### Goal of the exercise
Could you write out the records below exactly as they appear?

[Start of Exercise input]

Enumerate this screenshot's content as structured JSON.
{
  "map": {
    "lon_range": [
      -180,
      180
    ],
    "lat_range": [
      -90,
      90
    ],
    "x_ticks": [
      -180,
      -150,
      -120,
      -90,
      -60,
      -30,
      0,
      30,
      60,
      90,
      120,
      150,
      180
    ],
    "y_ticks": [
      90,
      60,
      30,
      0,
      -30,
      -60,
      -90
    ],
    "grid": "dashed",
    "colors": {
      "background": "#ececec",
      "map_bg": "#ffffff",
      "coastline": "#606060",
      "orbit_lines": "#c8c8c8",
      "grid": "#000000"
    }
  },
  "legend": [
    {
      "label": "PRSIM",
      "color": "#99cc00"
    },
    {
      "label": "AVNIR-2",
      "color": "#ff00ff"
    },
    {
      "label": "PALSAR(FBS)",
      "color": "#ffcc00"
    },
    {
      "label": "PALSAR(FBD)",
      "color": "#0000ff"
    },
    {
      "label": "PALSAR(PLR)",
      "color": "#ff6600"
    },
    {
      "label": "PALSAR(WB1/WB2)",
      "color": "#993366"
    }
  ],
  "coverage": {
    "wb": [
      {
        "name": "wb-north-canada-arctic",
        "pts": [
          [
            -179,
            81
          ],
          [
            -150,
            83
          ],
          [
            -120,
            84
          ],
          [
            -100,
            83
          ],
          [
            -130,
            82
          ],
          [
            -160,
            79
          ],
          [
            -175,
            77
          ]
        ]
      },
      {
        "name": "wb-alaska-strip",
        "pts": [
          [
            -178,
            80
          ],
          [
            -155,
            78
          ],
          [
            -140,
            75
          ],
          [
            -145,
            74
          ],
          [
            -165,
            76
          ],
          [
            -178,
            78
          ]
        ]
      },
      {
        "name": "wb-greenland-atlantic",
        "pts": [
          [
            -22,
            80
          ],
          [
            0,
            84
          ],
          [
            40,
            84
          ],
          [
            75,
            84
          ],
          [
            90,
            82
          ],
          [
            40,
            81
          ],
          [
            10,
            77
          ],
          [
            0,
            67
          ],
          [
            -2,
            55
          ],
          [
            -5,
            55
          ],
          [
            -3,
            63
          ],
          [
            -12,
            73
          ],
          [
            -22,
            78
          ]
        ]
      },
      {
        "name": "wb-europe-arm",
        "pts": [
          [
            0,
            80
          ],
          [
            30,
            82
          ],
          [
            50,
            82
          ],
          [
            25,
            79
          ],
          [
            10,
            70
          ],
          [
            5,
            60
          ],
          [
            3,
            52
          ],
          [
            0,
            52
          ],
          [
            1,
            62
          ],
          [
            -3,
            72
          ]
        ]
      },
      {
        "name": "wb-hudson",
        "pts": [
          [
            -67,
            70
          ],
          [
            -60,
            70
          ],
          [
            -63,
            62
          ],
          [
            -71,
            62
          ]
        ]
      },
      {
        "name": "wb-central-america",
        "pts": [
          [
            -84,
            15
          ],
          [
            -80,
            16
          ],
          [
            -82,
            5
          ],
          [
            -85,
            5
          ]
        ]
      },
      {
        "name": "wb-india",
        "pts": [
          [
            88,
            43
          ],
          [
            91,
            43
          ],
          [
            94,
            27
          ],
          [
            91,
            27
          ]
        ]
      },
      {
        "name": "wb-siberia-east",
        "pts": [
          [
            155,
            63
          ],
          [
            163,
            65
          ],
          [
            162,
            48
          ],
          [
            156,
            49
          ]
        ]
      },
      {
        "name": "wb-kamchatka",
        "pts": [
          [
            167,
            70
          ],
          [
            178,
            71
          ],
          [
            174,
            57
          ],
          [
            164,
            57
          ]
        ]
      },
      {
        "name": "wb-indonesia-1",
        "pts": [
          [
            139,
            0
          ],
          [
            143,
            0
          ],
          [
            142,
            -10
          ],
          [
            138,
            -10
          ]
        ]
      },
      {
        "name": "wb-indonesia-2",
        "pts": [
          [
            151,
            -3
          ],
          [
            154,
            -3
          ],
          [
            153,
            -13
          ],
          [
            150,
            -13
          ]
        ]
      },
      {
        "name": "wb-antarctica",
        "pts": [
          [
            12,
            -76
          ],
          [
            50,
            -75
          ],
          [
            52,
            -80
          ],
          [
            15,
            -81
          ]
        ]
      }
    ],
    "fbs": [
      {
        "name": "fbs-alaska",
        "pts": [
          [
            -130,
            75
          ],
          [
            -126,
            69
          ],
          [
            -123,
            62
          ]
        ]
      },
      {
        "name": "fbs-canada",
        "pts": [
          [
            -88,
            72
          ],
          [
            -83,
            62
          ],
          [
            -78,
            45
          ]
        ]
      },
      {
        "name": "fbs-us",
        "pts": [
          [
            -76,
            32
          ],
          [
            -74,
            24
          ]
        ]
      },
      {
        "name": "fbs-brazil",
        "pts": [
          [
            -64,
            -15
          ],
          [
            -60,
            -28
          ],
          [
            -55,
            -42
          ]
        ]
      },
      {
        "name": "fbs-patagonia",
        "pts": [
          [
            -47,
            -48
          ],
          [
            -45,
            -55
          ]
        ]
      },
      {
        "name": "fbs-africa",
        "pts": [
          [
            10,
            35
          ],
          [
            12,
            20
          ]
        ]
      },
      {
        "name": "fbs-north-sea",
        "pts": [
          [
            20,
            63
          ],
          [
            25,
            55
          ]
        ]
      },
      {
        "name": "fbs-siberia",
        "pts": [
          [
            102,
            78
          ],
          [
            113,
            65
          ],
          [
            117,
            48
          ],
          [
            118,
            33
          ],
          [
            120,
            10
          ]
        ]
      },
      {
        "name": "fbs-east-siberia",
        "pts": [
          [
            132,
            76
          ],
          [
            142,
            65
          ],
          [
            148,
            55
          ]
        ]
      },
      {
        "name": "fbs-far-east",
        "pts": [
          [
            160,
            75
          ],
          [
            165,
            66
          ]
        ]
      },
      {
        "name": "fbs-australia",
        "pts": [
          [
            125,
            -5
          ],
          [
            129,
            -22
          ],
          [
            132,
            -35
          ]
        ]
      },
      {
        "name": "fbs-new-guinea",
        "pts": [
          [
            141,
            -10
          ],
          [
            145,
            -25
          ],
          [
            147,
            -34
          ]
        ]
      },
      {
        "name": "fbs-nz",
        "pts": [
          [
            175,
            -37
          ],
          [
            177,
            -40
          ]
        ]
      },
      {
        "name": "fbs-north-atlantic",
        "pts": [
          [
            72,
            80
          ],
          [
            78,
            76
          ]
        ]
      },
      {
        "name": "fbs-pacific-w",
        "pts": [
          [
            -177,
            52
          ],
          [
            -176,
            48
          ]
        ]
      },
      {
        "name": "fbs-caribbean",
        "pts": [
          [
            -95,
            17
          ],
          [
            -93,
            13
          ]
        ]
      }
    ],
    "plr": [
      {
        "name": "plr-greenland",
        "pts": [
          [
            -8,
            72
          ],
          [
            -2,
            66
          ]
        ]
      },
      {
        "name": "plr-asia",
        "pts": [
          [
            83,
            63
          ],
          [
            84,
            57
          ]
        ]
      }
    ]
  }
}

[End of Exercise input]

### Answer to this problem
Enumerate this screenshot's content as structured JSON.
{
  "map": {
    "lon_range": [
      -180,
      180
    ],
    "lat_range": [
      -90,
      90
    ],
    "x_ticks": [
      -180,
      -150,
      -120,
      -90,
      -60,
      -30,
      0,
      30,
      60,
      90,
      120,
      150,
      180
    ],
    "y_ticks": [
      90,
      60,
      30,
      0,
      -30,
      -60,
      -90
    ],
    "grid": "dashed",
    "colors": {
      "background": "#ececec",
      "map_bg": "#ffffff",
      "coastline": "#606060",
      "orbit_lines": "#c8c8c8",
      "grid": "#000000"
    }
  },
  "legend": [
    {
      "label": "PRSIM",
      "color": "#99cc00"
    },
    {
      "label": "AVNIR-2",
      "color": "#ff00ff"
    },
    {
      "label": "PALSAR(FBS)",
      "color": "#ffcc00"
    },
    {
      "label": "PALSAR(FBD)",
      "color": "#0000ff"
    },
    {
      "label": "PALSAR(PLR)",
      "color": "#ff6600"
    },
    {
      "label": "PALSAR(WB1/WB2)",
      "color": "#993366"
    }
  ],
  "coverage": {
    "wb": [
      {
        "name": "wb-north-canada-arctic",
        "pts": [
          [
            -179,
            81
          ],
          [
            -150,
            83
          ],
          [
            -120,
            84
          ],
          [
            -100,
            83
          ],
          [
            -130,
            82
          ],
          [
            -160,
            79
          ],
          [
            -175,
            77
          ]
        ]
      },
      {
        "name": "wb-alaska-strip",
        "pts": [
          [
            -178,
            80
          ],
          [
            -155,
            78
          ],
          [
            -140,
            75
          ],
          [
            -145,
            74
          ],
          [
            -165,
            76
          ],
          [
            -178,
            78
          ]
        ]
      },
      {
        "name": "wb-greenland-atlantic",
        "pts": [
          [
            -22,
            80
          ],
          [
            0,
            84
          ],
          [
            40,
            84
          ],
          [
            75,
            84
          ],
          [
            90,
            82
          ],
          [
            40,
            81
          ],
          [
            10,
            77
          ],
          [
            0,
            67
          ],
          [
            -2,
            55
          ],
          [
            -5,
            55
          ],
          [
            -3,
            63
          ],
          [
            -12,
            73
          ],
          [
            -22,
            78
          ]
        ]
      },
      {
        "name": "wb-europe-arm",
        "pts": [
          [
            0,
            80
          ],
          [
            30,
            82
          ],
          [
            50,
            82
          ],
          [
            25,
            79
          ],
          [
            10,
            70
          ],
          [
            5,
            60
          ],
          [
            3,
            52
          ],
          [
            0,
            52
          ],
          [
            1,
            62
          ],
          [
            -3,
            72
          ]
        ]
      },
      {
        "name": "wb-hudson",
        "pts": [
          [
            -67,
            70
          ],
          [
            -60,
            70
          ],
          [
            -63,
            62
          ],
          [
            -71,
            62
          ]
        ]
      },
      {
        "name": "wb-central-america",
        "pts": [
          [
            -84,
            15
          ],
          [
            -80,
            16
          ],
          [
            -82,
            5
          ],
          [
            -85,
            5
          ]
        ]
      },
      {
        "name": "wb-india",
        "pts": [
          [
            88,
            43
          ],
          [
            91,
            43
          ],
          [
            94,
            27
          ],
          [
            91,
            27
          ]
        ]
      },
      {
        "name": "wb-siberia-east",
        "pts": [
          [
            155,
            63
          ],
          [
            163,
            65
          ],
          [
            162,
            48
          ],
          [
            156,
            49
          ]
        ]
      },
      {
        "name": "wb-kamchatka",
        "pts": [
          [
            167,
            70
          ],
          [
            178,
            71
          ],
          [
            174,
            57
          ],
          [
            164,
            57
          ]
        ]
      },
      {
        "name": "wb-indonesia-1",
        "pts": [
          [
            139,
            0
          ],
          [
            143,
            0
          ],
          [
            142,
            -10
          ],
          [
            138,
            -10
          ]
        ]
      },
      {
        "name": "wb-indonesia-2",
        "pts": [
          [
            151,
            -3
          ],
          [
            154,
            -3
          ],
          [
            153,
            -13
          ],
          [
            150,
            -13
          ]
        ]
      },
      {
        "name": "wb-antarctica",
        "pts": [
          [
            12,
            -76
          ],
          [
            50,
            -75
          ],
          [
            52,
            -80
          ],
          [
            15,
            -81
          ]
        ]
      }
    ],
    "fbs": [
      {
        "name": "fbs-alaska",
        "pts": [
          [
            -130,
            75
          ],
          [
            -126,
            69
          ],
          [
            -123,
            62
          ]
        ]
      },
      {
        "name": "fbs-canada",
        "pts": [
          [
            -88,
            72
          ],
          [
            -83,
            62
          ],
          [
            -78,
            45
          ]
        ]
      },
      {
        "name": "fbs-us",
        "pts": [
          [
            -76,
            32
          ],
          [
            -74,
            24
          ]
        ]
      },
      {
        "name": "fbs-brazil",
        "pts": [
          [
            -64,
            -15
          ],
          [
            -60,
            -28
          ],
          [
            -55,
            -42
          ]
        ]
      },
      {
        "name": "fbs-patagonia",
        "pts": [
          [
            -47,
            -48
          ],
          [
            -45,
            -55
          ]
        ]
      },
      {
        "name": "fbs-africa",
        "pts": [
          [
            10,
            35
          ],
          [
            12,
            20
          ]
        ]
      },
      {
        "name": "fbs-north-sea",
        "pts": [
          [
            20,
            63
          ],
          [
            25,
            55
          ]
        ]
      },
      {
        "name": "fbs-siberia",
        "pts": [
          [
            102,
            78
          ],
          [
            113,
            65
          ],
          [
            117,
            48
          ],
          [
            118,
            33
          ],
          [
            120,
            10
          ]
        ]
      },
      {
        "name": "fbs-east-siberia",
        "pts": [
          [
            132,
            76
          ],
          [
            142,
            65
          ],
          [
            148,
            55
          ]
        ]
      },
      {
        "name": "fbs-far-east",
        "pts": [
          [
            160,
            75
          ],
          [
            165,
            66
          ]
        ]
      },
      {
        "name": "fbs-australia",
        "pts": [
          [
            125,
            -5
          ],
          [
            129,
            -22
          ],
          [
            132,
            -35
          ]
        ]
      },
      {
        "name": "fbs-new-guinea",
        "pts": [
          [
            141,
            -10
          ],
          [
            145,
            -25
          ],
          [
            147,
            -34
          ]
        ]
      },
      {
        "name": "fbs-nz",
        "pts": [
          [
            175,
            -37
          ],
          [
            177,
            -40
          ]
        ]
      },
      {
        "name": "fbs-north-atlantic",
        "pts": [
          [
            72,
            80
          ],
          [
            78,
            76
          ]
        ]
      },
      {
        "name": "fbs-pacific-w",
        "pts": [
          [
            -177,
            52
          ],
          [
            -176,
            48
          ]
        ]
      },
      {
        "name": "fbs-caribbean",
        "pts": [
          [
            -95,
            17
          ],
          [
            -93,
            13
          ]
        ]
      }
    ],
    "plr": [
      {
        "name": "plr-greenland",
        "pts": [
          [
            -8,
            72
          ],
          [
            -2,
            66
          ]
        ]
      },
      {
        "name": "plr-asia",
        "pts": [
          [
            83,
            63
          ],
          [
            84,
            57
          ]
        ]
      }
    ]
  }
}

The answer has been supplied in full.